• _Data records_
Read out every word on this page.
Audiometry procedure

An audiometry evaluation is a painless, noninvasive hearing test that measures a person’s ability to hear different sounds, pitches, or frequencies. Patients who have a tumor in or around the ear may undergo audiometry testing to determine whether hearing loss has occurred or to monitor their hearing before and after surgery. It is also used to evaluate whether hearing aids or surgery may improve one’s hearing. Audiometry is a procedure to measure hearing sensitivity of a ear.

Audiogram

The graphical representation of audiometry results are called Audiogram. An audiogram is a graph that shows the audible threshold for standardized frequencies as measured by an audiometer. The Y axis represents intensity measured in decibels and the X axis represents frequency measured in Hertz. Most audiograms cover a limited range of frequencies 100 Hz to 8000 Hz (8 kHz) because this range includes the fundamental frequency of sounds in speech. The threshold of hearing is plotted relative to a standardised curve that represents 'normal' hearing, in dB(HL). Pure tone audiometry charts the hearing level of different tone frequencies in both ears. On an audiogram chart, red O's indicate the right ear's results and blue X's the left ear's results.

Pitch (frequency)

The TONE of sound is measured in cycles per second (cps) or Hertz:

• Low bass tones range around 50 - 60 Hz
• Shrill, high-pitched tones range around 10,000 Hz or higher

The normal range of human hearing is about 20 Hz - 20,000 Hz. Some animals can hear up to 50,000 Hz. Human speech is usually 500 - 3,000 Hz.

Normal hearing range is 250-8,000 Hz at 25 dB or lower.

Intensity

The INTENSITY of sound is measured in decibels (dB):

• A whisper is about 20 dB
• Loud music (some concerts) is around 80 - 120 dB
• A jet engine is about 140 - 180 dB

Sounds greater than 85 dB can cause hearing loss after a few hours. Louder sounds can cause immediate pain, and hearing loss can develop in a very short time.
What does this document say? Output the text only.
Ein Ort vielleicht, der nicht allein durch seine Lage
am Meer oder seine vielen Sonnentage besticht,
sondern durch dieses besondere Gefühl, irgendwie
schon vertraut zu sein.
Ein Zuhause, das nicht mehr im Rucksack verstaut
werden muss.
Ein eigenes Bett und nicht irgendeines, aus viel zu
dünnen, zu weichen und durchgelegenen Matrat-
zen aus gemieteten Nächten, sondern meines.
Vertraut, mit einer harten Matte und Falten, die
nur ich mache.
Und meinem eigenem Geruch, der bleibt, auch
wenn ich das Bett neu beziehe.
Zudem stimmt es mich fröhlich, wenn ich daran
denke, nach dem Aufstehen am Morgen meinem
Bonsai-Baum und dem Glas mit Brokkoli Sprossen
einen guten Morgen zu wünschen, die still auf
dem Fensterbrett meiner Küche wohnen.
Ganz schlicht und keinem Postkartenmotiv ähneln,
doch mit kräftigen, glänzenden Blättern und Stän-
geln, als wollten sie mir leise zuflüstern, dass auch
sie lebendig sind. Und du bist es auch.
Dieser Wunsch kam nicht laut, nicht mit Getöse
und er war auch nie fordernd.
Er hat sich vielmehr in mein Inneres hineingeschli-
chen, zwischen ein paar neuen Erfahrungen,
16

• _Exercise prompt_
All of the material must be given again without any change.

• _Solution to the problem_
Read out every word on this page.
Audiometry procedure

An audiometry evaluation is a painless, noninvasive hearing test that measures a person’s ability to hear different sounds, pitches, or frequencies. Patients who have a tumor in or around the ear may undergo audiometry testing to determine whether hearing loss has occurred or to monitor their hearing before and after surgery. It is also used to evaluate whether hearing aids or surgery may improve one’s hearing. Audiometry is a procedure to measure hearing sensitivity of a ear.

Audiogram

The graphical representation of audiometry results are called Audiogram. An audiogram is a graph that shows the audible threshold for standardized frequencies as measured by an audiometer. The Y axis represents intensity measured in decibels and the X axis represents frequency measured in Hertz. Most audiograms cover a limited range of frequencies 100 Hz to 8000 Hz (8 kHz) because this range includes the fundamental frequency of sounds in speech. The threshold of hearing is plotted relative to a standardised curve that represents 'normal' hearing, in dB(HL). Pure tone audiometry charts the hearing level of different tone frequencies in both ears. On an audiogram chart, red O's indicate the right ear's results and blue X's the left ear's results.

Pitch (frequency)

The TONE of sound is measured in cycles per second (cps) or Hertz:

• Low bass tones range around 50 - 60 Hz
• Shrill, high-pitched tones range around 10,000 Hz or higher

The normal range of human hearing is about 20 Hz - 20,000 Hz. Some animals can hear up to 50,000 Hz. Human speech is usually 500 - 3,000 Hz.

Normal hearing range is 250-8,000 Hz at 25 dB or lower.

Intensity

The INTENSITY of sound is measured in decibels (dB):

• A whisper is about 20 dB
• Loud music (some concerts) is around 80 - 120 dB
• A jet engine is about 140 - 180 dB

Sounds greater than 85 dB can cause hearing loss after a few hours. Louder sounds can cause immediate pain, and hearing loss can develop in a very short time.
What does this document say? Output the text only.
Ein Ort vielleicht, der nicht allein durch seine Lage
am Meer oder seine vielen Sonnentage besticht,
sondern durch dieses besondere Gefühl, irgendwie
schon vertraut zu sein.
Ein Zuhause, das nicht mehr im Rucksack verstaut
werden muss.
Ein eigenes Bett und nicht irgendeines, aus viel zu
dünnen, zu weichen und durchgelegenen Matrat-
zen aus gemieteten Nächten, sondern meines.
Vertraut, mit einer harten Matte und Falten, die
nur ich mache.
Und meinem eigenem Geruch, der bleibt, auch
wenn ich das Bett neu beziehe.
Zudem stimmt es mich fröhlich, wenn ich daran
denke, nach dem Aufstehen am Morgen meinem
Bonsai-Baum und dem Glas mit Brokkoli Sprossen
einen guten Morgen zu wünschen, die still auf
dem Fensterbrett meiner Küche wohnen.
Ganz schlicht und keinem Postkartenmotiv ähneln,
doch mit kräftigen, glänzenden Blättern und Stän-
geln, als wollten sie mir leise zuflüstern, dass auch
sie lebendig sind. Und du bist es auch.
Dieser Wunsch kam nicht laut, nicht mit Getöse
und er war auch nie fordernd.
Er hat sich vielmehr in mein Inneres hineingeschli-
chen, zwischen ein paar neuen Erfahrungen,
16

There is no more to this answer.